▸ Task
Write out the full set of records below exactly.

^^^^^^^^

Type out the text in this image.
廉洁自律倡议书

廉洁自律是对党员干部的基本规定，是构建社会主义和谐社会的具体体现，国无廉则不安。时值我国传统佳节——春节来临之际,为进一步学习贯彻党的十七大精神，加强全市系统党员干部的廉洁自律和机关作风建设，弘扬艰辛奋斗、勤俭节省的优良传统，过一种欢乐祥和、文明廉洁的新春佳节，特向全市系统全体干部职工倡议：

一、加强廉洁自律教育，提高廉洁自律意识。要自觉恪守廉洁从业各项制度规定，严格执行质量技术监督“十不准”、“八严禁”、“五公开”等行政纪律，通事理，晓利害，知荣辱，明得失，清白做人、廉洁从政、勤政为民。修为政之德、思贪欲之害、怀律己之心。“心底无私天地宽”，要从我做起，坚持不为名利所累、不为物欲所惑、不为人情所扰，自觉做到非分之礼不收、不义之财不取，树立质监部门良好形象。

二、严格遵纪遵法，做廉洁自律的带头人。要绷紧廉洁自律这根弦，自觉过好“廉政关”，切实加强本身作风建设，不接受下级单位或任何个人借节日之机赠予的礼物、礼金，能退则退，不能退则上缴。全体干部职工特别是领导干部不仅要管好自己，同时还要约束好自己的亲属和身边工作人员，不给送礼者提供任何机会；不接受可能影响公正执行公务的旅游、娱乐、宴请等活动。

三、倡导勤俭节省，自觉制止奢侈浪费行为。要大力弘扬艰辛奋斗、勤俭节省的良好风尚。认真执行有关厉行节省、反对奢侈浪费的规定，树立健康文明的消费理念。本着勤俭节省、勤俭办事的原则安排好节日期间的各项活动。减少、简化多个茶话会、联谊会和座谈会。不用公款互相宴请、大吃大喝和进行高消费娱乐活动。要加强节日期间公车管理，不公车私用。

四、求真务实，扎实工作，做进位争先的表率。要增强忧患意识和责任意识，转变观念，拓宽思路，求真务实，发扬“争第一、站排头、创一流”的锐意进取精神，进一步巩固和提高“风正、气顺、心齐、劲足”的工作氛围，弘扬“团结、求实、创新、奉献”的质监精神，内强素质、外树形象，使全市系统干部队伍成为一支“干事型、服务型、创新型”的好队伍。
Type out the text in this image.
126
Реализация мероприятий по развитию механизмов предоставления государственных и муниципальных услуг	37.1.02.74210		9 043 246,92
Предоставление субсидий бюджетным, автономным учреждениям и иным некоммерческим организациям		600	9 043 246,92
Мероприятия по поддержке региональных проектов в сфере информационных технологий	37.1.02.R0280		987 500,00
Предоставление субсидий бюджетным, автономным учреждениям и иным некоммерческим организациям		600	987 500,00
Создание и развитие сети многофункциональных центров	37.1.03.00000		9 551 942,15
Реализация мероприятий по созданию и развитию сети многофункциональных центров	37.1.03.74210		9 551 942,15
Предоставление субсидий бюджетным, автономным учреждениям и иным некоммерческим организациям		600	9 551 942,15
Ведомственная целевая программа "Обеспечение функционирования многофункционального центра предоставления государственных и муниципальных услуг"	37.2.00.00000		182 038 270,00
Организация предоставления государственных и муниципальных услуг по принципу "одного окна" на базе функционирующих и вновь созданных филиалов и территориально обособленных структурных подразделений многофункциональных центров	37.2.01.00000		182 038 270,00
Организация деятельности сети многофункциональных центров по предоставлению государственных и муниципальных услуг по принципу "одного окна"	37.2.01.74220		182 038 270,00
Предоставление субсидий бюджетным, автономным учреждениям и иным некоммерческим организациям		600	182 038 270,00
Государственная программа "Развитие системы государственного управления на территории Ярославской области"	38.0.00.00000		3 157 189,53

^^^^^^^^

▸ Response
Type out the text in this image.
廉洁自律倡议书

廉洁自律是对党员干部的基本规定，是构建社会主义和谐社会的具体体现，国无廉则不安。时值我国传统佳节——春节来临之际,为进一步学习贯彻党的十七大精神，加强全市系统党员干部的廉洁自律和机关作风建设，弘扬艰辛奋斗、勤俭节省的优良传统，过一种欢乐祥和、文明廉洁的新春佳节，特向全市系统全体干部职工倡议：

一、加强廉洁自律教育，提高廉洁自律意识。要自觉恪守廉洁从业各项制度规定，严格执行质量技术监督“十不准”、“八严禁”、“五公开”等行政纪律，通事理，晓利害，知荣辱，明得失，清白做人、廉洁从政、勤政为民。修为政之德、思贪欲之害、怀律己之心。“心底无私天地宽”，要从我做起，坚持不为名利所累、不为物欲所惑、不为人情所扰，自觉做到非分之礼不收、不义之财不取，树立质监部门良好形象。

二、严格遵纪遵法，做廉洁自律的带头人。要绷紧廉洁自律这根弦，自觉过好“廉政关”，切实加强本身作风建设，不接受下级单位或任何个人借节日之机赠予的礼物、礼金，能退则退，不能退则上缴。全体干部职工特别是领导干部不仅要管好自己，同时还要约束好自己的亲属和身边工作人员，不给送礼者提供任何机会；不接受可能影响公正执行公务的旅游、娱乐、宴请等活动。

三、倡导勤俭节省，自觉制止奢侈浪费行为。要大力弘扬艰辛奋斗、勤俭节省的良好风尚。认真执行有关厉行节省、反对奢侈浪费的规定，树立健康文明的消费理念。本着勤俭节省、勤俭办事的原则安排好节日期间的各项活动。减少、简化多个茶话会、联谊会和座谈会。不用公款互相宴请、大吃大喝和进行高消费娱乐活动。要加强节日期间公车管理，不公车私用。

四、求真务实，扎实工作，做进位争先的表率。要增强忧患意识和责任意识，转变观念，拓宽思路，求真务实，发扬“争第一、站排头、创一流”的锐意进取精神，进一步巩固和提高“风正、气顺、心齐、劲足”的工作氛围，弘扬“团结、求实、创新、奉献”的质监精神，内强素质、外树形象，使全市系统干部队伍成为一支“干事型、服务型、创新型”的好队伍。
Type out the text in this image.
126
Реализация мероприятий по развитию механизмов предоставления государственных и муниципальных услуг	37.1.02.74210		9 043 246,92
Предоставление субсидий бюджетным, автономным учреждениям и иным некоммерческим организациям		600	9 043 246,92
Мероприятия по поддержке региональных проектов в сфере информационных технологий	37.1.02.R0280		987 500,00
Предоставление субсидий бюджетным, автономным учреждениям и иным некоммерческим организациям		600	987 500,00
Создание и развитие сети многофункциональных центров	37.1.03.00000		9 551 942,15
Реализация мероприятий по созданию и развитию сети многофункциональных центров	37.1.03.74210		9 551 942,15
Предоставление субсидий бюджетным, автономным учреждениям и иным некоммерческим организациям		600	9 551 942,15
Ведомственная целевая программа "Обеспечение функционирования многофункционального центра предоставления государственных и муниципальных услуг"	37.2.00.00000		182 038 270,00
Организация предоставления государственных и муниципальных услуг по принципу "одного окна" на базе функционирующих и вновь созданных филиалов и территориально обособленных структурных подразделений многофункциональных центров	37.2.01.00000		182 038 270,00
Организация деятельности сети многофункциональных центров по предоставлению государственных и муниципальных услуг по принципу "одного окна"	37.2.01.74220		182 038 270,00
Предоставление субсидий бюджетным, автономным учреждениям и иным некоммерческим организациям		600	182 038 270,00
Государственная программа "Развитие системы государственного управления на территории Ярославской области"	38.0.00.00000		3 157 189,53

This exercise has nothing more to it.